Excerpt from a dataset:
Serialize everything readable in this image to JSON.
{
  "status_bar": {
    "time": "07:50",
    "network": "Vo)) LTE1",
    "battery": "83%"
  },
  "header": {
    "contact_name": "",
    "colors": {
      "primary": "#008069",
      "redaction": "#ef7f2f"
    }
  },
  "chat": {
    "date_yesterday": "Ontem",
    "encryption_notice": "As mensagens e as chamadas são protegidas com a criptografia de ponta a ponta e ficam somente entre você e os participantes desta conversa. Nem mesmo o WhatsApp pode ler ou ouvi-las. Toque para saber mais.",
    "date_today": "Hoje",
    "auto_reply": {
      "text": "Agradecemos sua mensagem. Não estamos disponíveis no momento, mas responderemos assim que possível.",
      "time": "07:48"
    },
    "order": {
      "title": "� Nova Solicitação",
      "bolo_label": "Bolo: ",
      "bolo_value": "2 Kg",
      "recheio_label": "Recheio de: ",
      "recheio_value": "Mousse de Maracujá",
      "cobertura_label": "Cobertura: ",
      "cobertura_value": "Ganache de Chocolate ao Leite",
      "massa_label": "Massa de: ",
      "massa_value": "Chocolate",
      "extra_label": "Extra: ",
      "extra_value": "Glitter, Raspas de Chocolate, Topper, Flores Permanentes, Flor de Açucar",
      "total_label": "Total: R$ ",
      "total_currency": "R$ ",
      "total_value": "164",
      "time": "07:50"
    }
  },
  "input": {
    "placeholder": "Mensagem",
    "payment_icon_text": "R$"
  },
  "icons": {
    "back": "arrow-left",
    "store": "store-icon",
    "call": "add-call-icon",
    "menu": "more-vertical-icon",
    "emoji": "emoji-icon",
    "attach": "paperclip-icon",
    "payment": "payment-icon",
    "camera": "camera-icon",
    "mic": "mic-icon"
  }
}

▶ Directions: Restate the listing above word for word.

▶ Output of the task:
Serialize everything readable in this image to JSON.
{
  "status_bar": {
    "time": "07:50",
    "network": "Vo)) LTE1",
    "battery": "83%"
  },
  "header": {
    "contact_name": "",
    "colors": {
      "primary": "#008069",
      "redaction": "#ef7f2f"
    }
  },
  "chat": {
    "date_yesterday": "Ontem",
    "encryption_notice": "As mensagens e as chamadas são protegidas com a criptografia de ponta a ponta e ficam somente entre você e os participantes desta conversa. Nem mesmo o WhatsApp pode ler ou ouvi-las. Toque para saber mais.",
    "date_today": "Hoje",
    "auto_reply": {
      "text": "Agradecemos sua mensagem. Não estamos disponíveis no momento, mas responderemos assim que possível.",
      "time": "07:48"
    },
    "order": {
      "title": "� Nova Solicitação",
      "bolo_label": "Bolo: ",
      "bolo_value": "2 Kg",
      "recheio_label": "Recheio de: ",
      "recheio_value": "Mousse de Maracujá",
      "cobertura_label": "Cobertura: ",
      "cobertura_value": "Ganache de Chocolate ao Leite",
      "massa_label": "Massa de: ",
      "massa_value": "Chocolate",
      "extra_label": "Extra: ",
      "extra_value": "Glitter, Raspas de Chocolate, Topper, Flores Permanentes, Flor de Açucar",
      "total_label": "Total: R$ ",
      "total_currency": "R$ ",
      "total_value": "164",
      "time": "07:50"
    }
  },
  "input": {
    "placeholder": "Mensagem",
    "payment_icon_text": "R$"
  },
  "icons": {
    "back": "arrow-left",
    "store": "store-icon",
    "call": "add-call-icon",
    "menu": "more-vertical-icon",
    "emoji": "emoji-icon",
    "attach": "paperclip-icon",
    "payment": "payment-icon",
    "camera": "camera-icon",
    "mic": "mic-icon"
  }
}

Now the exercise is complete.